** BEGIN EXERCISE MATERIAL **

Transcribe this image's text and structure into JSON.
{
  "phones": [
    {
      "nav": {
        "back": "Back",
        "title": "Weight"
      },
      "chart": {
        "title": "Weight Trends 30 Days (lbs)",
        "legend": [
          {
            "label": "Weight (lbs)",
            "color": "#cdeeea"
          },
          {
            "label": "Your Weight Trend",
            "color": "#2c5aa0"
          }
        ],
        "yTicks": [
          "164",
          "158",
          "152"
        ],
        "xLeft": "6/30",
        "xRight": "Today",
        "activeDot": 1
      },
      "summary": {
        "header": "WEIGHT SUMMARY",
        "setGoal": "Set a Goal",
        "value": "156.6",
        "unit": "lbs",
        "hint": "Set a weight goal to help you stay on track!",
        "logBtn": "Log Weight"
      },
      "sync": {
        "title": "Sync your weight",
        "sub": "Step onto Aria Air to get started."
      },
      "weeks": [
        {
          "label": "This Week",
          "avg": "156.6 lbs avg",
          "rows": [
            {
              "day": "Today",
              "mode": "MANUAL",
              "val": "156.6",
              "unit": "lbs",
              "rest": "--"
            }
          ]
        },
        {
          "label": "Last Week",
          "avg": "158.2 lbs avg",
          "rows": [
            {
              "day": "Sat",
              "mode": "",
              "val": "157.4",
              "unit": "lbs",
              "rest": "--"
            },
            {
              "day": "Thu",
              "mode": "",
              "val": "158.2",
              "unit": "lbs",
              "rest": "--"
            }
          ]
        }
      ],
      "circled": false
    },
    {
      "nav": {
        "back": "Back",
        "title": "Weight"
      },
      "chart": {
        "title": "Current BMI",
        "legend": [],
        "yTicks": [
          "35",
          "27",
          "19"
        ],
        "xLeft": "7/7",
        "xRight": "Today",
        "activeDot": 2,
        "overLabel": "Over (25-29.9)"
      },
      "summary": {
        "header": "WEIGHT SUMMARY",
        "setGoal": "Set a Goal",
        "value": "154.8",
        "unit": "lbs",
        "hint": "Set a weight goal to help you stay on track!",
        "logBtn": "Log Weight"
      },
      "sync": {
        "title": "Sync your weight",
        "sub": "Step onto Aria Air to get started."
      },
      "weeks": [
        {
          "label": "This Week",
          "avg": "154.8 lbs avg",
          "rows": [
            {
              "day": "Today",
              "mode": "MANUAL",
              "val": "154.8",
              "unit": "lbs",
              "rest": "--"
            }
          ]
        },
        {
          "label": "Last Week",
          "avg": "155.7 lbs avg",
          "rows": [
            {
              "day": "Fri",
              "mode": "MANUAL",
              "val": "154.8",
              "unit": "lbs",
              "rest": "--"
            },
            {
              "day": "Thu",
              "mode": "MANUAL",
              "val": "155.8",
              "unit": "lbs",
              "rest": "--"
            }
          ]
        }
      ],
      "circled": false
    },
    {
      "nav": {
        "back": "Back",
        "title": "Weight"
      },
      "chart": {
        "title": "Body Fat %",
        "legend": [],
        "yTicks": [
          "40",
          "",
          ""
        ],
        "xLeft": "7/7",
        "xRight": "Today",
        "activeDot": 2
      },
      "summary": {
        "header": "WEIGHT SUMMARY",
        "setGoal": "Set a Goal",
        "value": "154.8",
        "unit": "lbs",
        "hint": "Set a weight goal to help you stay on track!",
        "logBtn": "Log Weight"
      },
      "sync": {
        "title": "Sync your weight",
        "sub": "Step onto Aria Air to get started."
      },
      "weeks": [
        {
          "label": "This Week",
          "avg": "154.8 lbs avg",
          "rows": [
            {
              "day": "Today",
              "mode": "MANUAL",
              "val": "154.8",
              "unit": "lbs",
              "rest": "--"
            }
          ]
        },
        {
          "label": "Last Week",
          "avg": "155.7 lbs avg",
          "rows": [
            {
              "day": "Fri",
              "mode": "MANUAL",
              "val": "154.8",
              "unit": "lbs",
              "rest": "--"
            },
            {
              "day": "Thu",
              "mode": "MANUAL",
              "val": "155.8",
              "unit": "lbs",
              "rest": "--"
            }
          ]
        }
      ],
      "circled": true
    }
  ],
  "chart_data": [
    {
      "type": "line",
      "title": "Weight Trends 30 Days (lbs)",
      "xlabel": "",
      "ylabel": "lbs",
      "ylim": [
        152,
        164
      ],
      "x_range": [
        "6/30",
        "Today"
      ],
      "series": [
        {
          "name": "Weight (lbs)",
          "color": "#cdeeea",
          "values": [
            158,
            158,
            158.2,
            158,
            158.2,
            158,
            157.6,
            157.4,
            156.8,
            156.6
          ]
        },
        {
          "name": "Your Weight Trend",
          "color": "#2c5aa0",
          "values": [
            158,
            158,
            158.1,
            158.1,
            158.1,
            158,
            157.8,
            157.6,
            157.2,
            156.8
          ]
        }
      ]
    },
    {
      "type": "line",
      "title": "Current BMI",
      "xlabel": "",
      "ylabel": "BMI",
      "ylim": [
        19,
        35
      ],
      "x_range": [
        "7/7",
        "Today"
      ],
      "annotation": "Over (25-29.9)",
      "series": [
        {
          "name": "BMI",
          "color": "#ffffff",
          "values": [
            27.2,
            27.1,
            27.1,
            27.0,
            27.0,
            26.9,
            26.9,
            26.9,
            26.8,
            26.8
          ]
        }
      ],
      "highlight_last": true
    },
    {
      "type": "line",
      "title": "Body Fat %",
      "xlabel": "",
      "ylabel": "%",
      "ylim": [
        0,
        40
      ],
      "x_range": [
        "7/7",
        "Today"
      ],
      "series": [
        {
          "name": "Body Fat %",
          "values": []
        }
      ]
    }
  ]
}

** END EXERCISE MATERIAL **

Report how many lines of the entries hold the word "Trends". Nothing else is needed.

§ **CORRECT ANSWER**
2